EXERCISE DETAILS | Find the lines in these entries that include the word "深市超赢分类统计" and state how many there are, with no other words.

EXTRACTED MATERIAL |
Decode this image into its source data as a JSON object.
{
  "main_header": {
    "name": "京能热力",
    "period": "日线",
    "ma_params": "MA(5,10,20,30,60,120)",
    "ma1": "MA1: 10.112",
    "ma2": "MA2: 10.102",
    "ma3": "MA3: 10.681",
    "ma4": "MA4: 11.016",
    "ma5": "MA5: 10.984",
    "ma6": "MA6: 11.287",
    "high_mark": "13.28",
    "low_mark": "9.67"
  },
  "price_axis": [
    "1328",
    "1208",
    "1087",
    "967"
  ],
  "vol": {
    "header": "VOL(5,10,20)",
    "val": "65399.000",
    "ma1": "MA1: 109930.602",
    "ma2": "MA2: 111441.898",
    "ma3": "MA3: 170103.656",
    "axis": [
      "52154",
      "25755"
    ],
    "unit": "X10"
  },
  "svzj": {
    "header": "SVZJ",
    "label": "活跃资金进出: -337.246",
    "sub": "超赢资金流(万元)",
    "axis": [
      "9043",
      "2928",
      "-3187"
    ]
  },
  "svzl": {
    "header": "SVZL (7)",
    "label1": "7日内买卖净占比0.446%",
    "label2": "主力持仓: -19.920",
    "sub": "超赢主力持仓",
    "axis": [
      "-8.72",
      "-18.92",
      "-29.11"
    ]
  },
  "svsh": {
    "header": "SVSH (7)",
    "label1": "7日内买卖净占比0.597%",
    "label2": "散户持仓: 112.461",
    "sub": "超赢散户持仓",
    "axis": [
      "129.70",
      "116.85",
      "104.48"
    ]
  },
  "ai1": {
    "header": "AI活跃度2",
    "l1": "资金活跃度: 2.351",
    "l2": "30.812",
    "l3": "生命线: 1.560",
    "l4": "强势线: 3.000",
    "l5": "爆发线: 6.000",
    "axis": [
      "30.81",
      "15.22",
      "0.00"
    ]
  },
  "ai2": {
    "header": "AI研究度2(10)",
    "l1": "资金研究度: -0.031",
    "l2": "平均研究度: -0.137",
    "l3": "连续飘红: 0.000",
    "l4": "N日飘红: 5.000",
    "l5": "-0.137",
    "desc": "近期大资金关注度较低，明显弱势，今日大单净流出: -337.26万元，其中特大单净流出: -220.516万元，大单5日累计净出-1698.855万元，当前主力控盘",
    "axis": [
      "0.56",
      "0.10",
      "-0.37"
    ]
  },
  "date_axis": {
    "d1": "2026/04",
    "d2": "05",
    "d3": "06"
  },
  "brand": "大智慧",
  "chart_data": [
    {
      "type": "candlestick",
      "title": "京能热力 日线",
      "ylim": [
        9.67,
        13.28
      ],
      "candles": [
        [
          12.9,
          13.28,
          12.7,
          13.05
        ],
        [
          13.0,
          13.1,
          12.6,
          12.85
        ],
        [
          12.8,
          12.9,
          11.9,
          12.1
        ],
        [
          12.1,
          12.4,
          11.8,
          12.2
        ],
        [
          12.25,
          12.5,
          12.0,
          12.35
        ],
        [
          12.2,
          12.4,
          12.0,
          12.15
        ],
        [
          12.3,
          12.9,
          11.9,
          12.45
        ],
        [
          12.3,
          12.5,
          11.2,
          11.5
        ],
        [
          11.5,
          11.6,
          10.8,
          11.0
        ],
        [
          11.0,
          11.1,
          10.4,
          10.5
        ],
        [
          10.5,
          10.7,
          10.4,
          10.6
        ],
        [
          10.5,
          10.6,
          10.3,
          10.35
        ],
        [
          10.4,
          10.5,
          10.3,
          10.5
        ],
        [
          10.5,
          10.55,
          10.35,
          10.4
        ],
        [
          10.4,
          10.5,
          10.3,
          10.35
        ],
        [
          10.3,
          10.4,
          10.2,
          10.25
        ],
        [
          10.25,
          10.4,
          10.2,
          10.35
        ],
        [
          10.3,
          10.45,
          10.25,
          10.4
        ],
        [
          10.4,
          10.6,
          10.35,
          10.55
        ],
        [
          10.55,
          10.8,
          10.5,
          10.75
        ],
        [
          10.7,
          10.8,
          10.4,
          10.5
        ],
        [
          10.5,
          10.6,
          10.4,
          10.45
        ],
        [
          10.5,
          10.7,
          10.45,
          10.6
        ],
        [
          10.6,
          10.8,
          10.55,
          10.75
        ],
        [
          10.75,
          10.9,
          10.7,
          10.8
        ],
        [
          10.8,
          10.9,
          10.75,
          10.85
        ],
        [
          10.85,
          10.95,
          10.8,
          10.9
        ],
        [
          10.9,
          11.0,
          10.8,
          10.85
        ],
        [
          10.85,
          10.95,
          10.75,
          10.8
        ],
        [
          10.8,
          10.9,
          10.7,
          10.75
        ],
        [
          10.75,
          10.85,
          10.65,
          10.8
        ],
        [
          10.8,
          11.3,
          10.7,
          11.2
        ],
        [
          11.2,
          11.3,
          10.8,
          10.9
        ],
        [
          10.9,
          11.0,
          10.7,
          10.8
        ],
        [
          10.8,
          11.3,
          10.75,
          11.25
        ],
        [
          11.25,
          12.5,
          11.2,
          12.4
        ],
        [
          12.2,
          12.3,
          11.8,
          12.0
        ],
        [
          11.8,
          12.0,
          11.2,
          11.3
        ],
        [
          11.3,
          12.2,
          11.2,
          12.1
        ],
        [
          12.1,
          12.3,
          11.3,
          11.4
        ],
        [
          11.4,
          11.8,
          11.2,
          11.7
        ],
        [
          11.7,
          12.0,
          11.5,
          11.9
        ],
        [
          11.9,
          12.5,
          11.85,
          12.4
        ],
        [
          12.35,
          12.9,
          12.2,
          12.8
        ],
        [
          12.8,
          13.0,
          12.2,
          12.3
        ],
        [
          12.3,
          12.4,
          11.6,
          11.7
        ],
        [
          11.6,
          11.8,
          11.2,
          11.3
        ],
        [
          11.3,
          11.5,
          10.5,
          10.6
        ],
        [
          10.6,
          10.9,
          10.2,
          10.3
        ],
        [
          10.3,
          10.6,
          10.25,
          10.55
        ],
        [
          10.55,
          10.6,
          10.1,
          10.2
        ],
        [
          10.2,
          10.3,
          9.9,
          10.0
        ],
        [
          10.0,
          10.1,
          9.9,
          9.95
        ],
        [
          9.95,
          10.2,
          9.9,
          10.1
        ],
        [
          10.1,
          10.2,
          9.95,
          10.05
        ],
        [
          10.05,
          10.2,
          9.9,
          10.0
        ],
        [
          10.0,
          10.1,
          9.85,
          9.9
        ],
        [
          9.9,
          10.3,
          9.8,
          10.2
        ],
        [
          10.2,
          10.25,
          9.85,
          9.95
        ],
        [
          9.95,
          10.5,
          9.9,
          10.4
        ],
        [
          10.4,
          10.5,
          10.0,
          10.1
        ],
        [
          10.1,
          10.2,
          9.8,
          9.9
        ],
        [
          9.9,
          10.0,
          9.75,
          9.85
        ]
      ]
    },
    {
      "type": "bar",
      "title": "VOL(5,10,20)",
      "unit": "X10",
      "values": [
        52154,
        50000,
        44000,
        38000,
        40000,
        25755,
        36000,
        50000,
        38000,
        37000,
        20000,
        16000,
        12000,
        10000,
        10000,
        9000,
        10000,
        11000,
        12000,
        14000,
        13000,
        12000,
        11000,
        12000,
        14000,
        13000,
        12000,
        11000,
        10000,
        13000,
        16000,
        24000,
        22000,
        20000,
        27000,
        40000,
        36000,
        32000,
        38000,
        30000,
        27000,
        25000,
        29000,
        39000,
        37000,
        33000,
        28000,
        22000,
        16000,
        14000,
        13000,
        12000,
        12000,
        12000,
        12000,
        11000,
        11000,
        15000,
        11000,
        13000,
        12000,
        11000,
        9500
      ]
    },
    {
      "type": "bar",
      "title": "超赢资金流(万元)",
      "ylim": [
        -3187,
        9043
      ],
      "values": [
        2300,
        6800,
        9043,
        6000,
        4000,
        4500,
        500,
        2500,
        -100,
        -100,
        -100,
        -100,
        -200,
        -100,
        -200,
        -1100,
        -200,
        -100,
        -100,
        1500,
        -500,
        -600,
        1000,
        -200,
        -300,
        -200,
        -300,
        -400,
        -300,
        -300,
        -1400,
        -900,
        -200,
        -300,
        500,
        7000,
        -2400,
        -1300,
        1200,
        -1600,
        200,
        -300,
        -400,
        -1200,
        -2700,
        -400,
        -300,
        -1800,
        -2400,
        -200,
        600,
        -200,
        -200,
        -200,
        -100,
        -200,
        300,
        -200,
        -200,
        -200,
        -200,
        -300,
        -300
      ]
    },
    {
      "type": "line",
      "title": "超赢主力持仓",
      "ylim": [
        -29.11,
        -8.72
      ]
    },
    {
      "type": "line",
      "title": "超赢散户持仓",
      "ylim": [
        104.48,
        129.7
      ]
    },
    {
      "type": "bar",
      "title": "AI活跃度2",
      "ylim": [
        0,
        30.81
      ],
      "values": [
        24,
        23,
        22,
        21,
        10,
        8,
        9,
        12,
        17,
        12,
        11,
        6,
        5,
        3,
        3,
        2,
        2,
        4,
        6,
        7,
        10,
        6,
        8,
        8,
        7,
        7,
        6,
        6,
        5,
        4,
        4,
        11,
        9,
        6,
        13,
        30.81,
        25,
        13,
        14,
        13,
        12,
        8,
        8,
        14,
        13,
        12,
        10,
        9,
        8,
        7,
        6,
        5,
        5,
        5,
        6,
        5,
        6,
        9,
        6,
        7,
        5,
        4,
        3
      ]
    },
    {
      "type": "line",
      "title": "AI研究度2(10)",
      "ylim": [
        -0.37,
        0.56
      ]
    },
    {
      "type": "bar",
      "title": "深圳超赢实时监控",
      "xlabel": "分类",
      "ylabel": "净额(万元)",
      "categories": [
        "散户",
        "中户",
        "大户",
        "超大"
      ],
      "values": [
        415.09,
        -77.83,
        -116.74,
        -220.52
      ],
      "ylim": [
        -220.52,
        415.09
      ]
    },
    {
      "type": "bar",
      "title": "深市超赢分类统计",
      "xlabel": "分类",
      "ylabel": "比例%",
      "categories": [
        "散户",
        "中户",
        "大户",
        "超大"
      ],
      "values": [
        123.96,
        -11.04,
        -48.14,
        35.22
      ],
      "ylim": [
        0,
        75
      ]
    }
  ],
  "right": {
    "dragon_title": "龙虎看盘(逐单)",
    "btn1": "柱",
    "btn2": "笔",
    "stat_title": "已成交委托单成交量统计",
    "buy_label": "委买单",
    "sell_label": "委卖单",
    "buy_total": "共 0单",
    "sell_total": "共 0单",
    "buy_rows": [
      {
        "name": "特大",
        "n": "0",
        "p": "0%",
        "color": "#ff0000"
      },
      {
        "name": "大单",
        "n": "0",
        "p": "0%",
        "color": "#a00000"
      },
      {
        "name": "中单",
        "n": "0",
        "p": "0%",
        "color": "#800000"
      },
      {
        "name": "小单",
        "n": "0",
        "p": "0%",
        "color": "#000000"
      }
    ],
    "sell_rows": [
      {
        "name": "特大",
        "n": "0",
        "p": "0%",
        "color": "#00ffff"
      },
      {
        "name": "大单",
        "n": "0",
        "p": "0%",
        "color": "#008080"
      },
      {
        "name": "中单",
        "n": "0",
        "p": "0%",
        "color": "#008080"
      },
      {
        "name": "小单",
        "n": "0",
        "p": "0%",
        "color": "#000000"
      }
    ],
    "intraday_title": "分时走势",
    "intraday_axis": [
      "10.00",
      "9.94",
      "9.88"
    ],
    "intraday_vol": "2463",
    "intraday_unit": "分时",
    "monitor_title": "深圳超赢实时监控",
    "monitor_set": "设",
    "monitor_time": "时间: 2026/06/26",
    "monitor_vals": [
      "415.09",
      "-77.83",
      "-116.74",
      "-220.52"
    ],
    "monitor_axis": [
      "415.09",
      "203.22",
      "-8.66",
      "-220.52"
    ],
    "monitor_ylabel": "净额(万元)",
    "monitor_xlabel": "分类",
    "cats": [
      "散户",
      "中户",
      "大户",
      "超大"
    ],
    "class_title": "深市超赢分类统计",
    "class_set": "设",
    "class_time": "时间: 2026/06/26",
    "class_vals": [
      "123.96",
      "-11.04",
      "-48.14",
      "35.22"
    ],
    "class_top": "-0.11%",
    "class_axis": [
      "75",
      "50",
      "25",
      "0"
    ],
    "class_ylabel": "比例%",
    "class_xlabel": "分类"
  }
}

WRITTEN RESPONSE | 2